[Extracted data entries]
┄┄┄┄┄┄┄┄┄┄┄┄┄┄┄┄┄┄┄┄

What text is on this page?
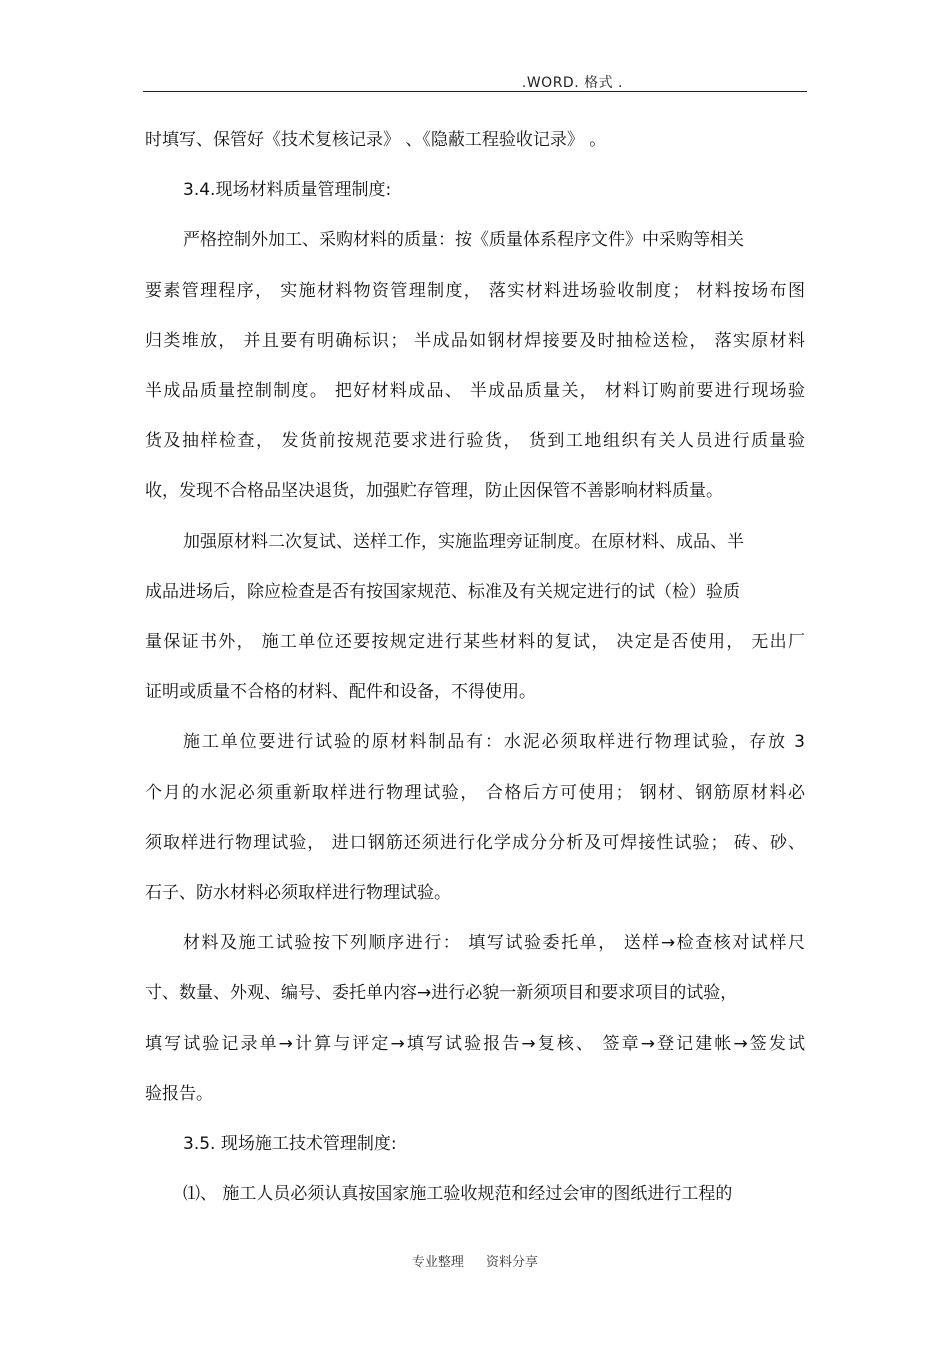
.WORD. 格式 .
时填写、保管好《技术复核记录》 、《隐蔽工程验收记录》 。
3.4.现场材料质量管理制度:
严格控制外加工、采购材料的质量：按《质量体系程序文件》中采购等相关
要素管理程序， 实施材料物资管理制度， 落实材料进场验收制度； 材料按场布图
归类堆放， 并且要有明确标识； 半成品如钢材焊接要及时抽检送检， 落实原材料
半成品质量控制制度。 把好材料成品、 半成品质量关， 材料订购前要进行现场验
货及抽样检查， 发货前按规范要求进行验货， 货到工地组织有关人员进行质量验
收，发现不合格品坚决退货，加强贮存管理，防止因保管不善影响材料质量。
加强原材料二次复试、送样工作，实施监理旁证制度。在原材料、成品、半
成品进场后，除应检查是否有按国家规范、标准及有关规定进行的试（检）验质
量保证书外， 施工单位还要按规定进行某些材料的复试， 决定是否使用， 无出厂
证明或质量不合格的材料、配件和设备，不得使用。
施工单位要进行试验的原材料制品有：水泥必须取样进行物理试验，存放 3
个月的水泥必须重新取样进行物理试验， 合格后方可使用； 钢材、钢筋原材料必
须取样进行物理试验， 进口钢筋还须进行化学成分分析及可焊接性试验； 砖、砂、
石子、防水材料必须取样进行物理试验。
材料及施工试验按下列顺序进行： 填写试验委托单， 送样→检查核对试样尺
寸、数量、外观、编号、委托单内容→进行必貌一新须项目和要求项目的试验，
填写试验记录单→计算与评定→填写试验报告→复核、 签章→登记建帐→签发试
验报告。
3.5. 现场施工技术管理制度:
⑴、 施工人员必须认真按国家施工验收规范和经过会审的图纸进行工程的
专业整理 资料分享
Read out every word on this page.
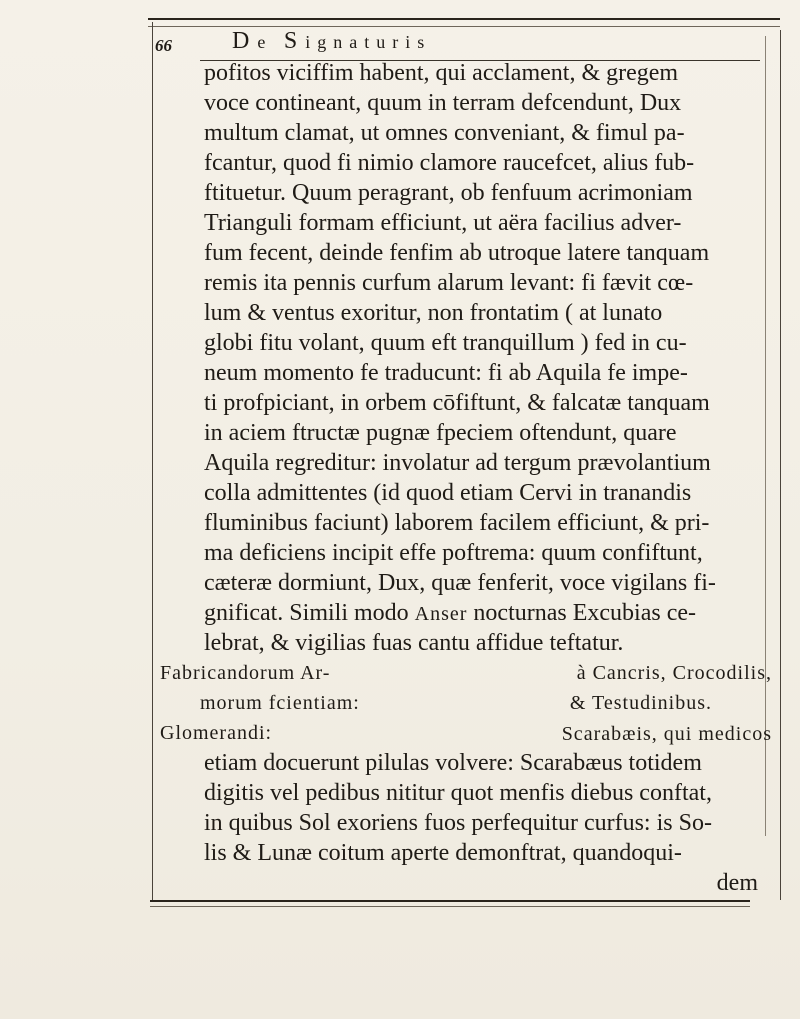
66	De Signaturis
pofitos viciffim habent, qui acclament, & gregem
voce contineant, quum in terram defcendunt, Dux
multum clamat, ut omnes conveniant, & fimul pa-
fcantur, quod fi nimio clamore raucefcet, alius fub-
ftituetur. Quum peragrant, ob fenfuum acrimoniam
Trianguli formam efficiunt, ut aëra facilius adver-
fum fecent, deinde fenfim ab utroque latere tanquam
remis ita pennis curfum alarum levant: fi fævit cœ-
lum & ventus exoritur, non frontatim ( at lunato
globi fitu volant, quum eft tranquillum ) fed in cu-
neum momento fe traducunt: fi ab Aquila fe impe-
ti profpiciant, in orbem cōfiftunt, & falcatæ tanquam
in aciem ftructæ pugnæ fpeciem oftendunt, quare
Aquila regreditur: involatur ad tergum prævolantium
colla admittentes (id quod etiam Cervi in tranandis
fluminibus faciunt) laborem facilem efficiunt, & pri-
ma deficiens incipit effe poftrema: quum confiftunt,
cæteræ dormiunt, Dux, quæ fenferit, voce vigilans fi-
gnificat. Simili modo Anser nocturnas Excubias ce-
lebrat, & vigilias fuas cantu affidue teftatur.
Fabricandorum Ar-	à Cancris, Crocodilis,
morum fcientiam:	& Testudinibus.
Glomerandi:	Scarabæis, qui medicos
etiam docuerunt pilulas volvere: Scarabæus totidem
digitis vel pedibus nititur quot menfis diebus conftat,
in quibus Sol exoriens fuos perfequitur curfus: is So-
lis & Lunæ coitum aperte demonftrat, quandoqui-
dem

┄┄┄┄┄┄┄┄┄┄┄┄┄┄┄┄┄┄┄┄

# [Task prompt]
Verbatim reproduction of every record is required; images are left out.

# [Exercise result]
What text is on this page?
.WORD. 格式 .
时填写、保管好《技术复核记录》 、《隐蔽工程验收记录》 。
3.4.现场材料质量管理制度:
严格控制外加工、采购材料的质量：按《质量体系程序文件》中采购等相关
要素管理程序， 实施材料物资管理制度， 落实材料进场验收制度； 材料按场布图
归类堆放， 并且要有明确标识； 半成品如钢材焊接要及时抽检送检， 落实原材料
半成品质量控制制度。 把好材料成品、 半成品质量关， 材料订购前要进行现场验
货及抽样检查， 发货前按规范要求进行验货， 货到工地组织有关人员进行质量验
收，发现不合格品坚决退货，加强贮存管理，防止因保管不善影响材料质量。
加强原材料二次复试、送样工作，实施监理旁证制度。在原材料、成品、半
成品进场后，除应检查是否有按国家规范、标准及有关规定进行的试（检）验质
量保证书外， 施工单位还要按规定进行某些材料的复试， 决定是否使用， 无出厂
证明或质量不合格的材料、配件和设备，不得使用。
施工单位要进行试验的原材料制品有：水泥必须取样进行物理试验，存放 3
个月的水泥必须重新取样进行物理试验， 合格后方可使用； 钢材、钢筋原材料必
须取样进行物理试验， 进口钢筋还须进行化学成分分析及可焊接性试验； 砖、砂、
石子、防水材料必须取样进行物理试验。
材料及施工试验按下列顺序进行： 填写试验委托单， 送样→检查核对试样尺
寸、数量、外观、编号、委托单内容→进行必貌一新须项目和要求项目的试验，
填写试验记录单→计算与评定→填写试验报告→复核、 签章→登记建帐→签发试
验报告。
3.5. 现场施工技术管理制度:
⑴、 施工人员必须认真按国家施工验收规范和经过会审的图纸进行工程的
专业整理 资料分享
Read out every word on this page.
66	De Signaturis
pofitos viciffim habent, qui acclament, & gregem
voce contineant, quum in terram defcendunt, Dux
multum clamat, ut omnes conveniant, & fimul pa-
fcantur, quod fi nimio clamore raucefcet, alius fub-
ftituetur. Quum peragrant, ob fenfuum acrimoniam
Trianguli formam efficiunt, ut aëra facilius adver-
fum fecent, deinde fenfim ab utroque latere tanquam
remis ita pennis curfum alarum levant: fi fævit cœ-
lum & ventus exoritur, non frontatim ( at lunato
globi fitu volant, quum eft tranquillum ) fed in cu-
neum momento fe traducunt: fi ab Aquila fe impe-
ti profpiciant, in orbem cōfiftunt, & falcatæ tanquam
in aciem ftructæ pugnæ fpeciem oftendunt, quare
Aquila regreditur: involatur ad tergum prævolantium
colla admittentes (id quod etiam Cervi in tranandis
fluminibus faciunt) laborem facilem efficiunt, & pri-
ma deficiens incipit effe poftrema: quum confiftunt,
cæteræ dormiunt, Dux, quæ fenferit, voce vigilans fi-
gnificat. Simili modo Anser nocturnas Excubias ce-
lebrat, & vigilias fuas cantu affidue teftatur.
Fabricandorum Ar-	à Cancris, Crocodilis,
morum fcientiam:	& Testudinibus.
Glomerandi:	Scarabæis, qui medicos
etiam docuerunt pilulas volvere: Scarabæus totidem
digitis vel pedibus nititur quot menfis diebus conftat,
in quibus Sol exoriens fuos perfequitur curfus: is So-
lis & Lunæ coitum aperte demonftrat, quandoqui-
dem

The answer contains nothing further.